Text passage>

Run the following command in the test pod created:

‍

curl 169.254.169.254/latest/meta-data/iam/security-credentials/

‍

You should get myrole as the response to this API.

I highly recommend tailing the logs of the Kube2iam pod running on that node in order to gain a deeper understanding of how and when the API calls are being intercepted. Once the setup works as expected, you should turn off verbosity in the Kube2iam deployment in order to avoid bombarding your logging backend.

‍

Kiam

While very helpful, Kube2iam has two major issues that Kiam aims to resolve:

Data races under load condition: When you have very high spikes in application load and there are several pods in the cluster, sometimes Kube2iam returns incorrect credentials to those pods. The GitHub issue can be referenced here.
Pre-fetch credentials: Access credentials are assigned to the IAM role specified in the pod spec before the container processes boots in the pod. By assigning the credentials before, Kiam reduces start latency and improves reliability.

Additional features of Kiam include:

Use of structured logging to improve the integration into your Elacsticsearch, Logstash, Kibana (ELK) setup with pod names, roles, access key IDs, etc.

Material provided>
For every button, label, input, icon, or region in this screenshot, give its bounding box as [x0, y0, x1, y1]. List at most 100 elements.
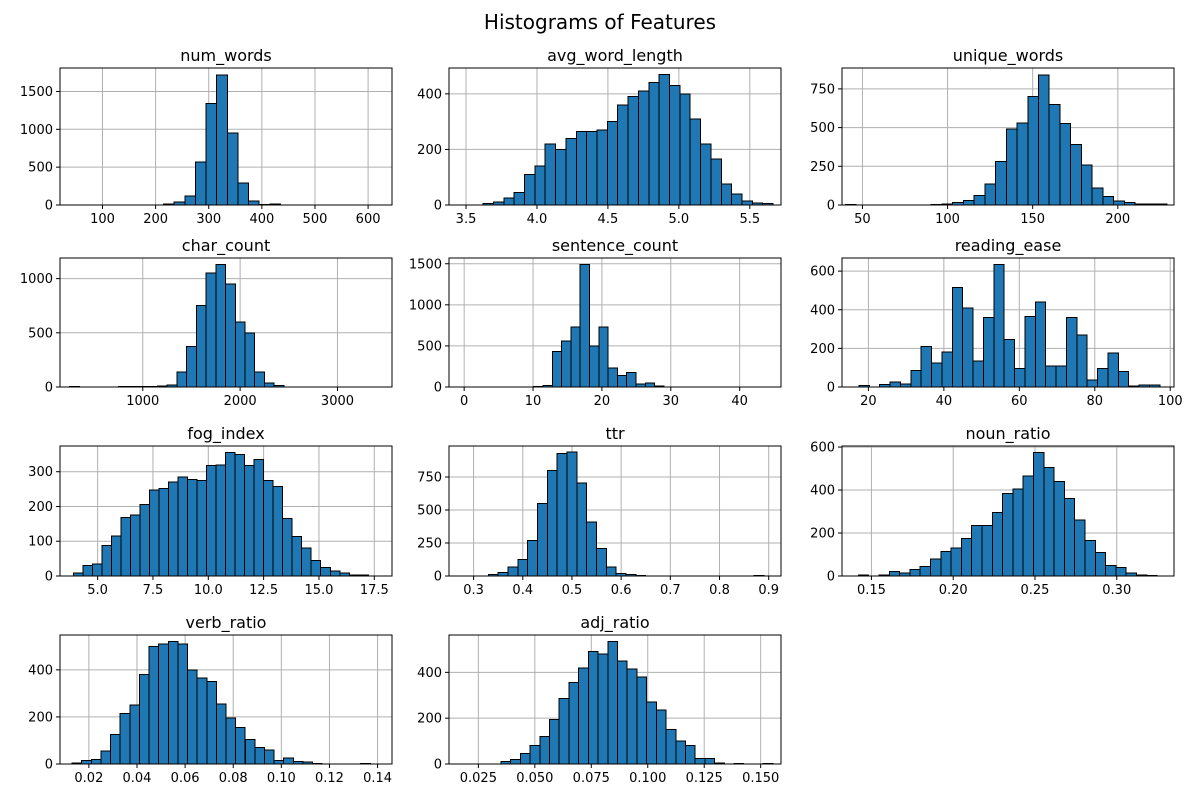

Actions to take>
A – In the passage on Kube2iam and Kiam, what response should the curl command return when run in the test pod?
B – For each statement, say whether it agrees with the passage on Kube2iam and Kiam, and quote the words that decide it.
(i) Kiam assigns access credentials only after the container processes in the pod have booted.
(ii) During very high spikes in application load, Kube2iam sometimes returns incorrect credentials to pods.
(iii) Kiam uses structured logging.
The listing is separate material, unrelated to the passage on Kube2iam and Kiam.

Responses to the exercise>
A – myrole

B –
(i) No: "Access credentials are assigned to the IAM role specified in the pod spec before the container processes boots in the pod."
(ii) Yes: "When you have very high spikes in application load and there are several pods in the cluster, sometimes Kube2iam returns incorrect credentials to those pods."
(iii) Yes: "Use of structured logging"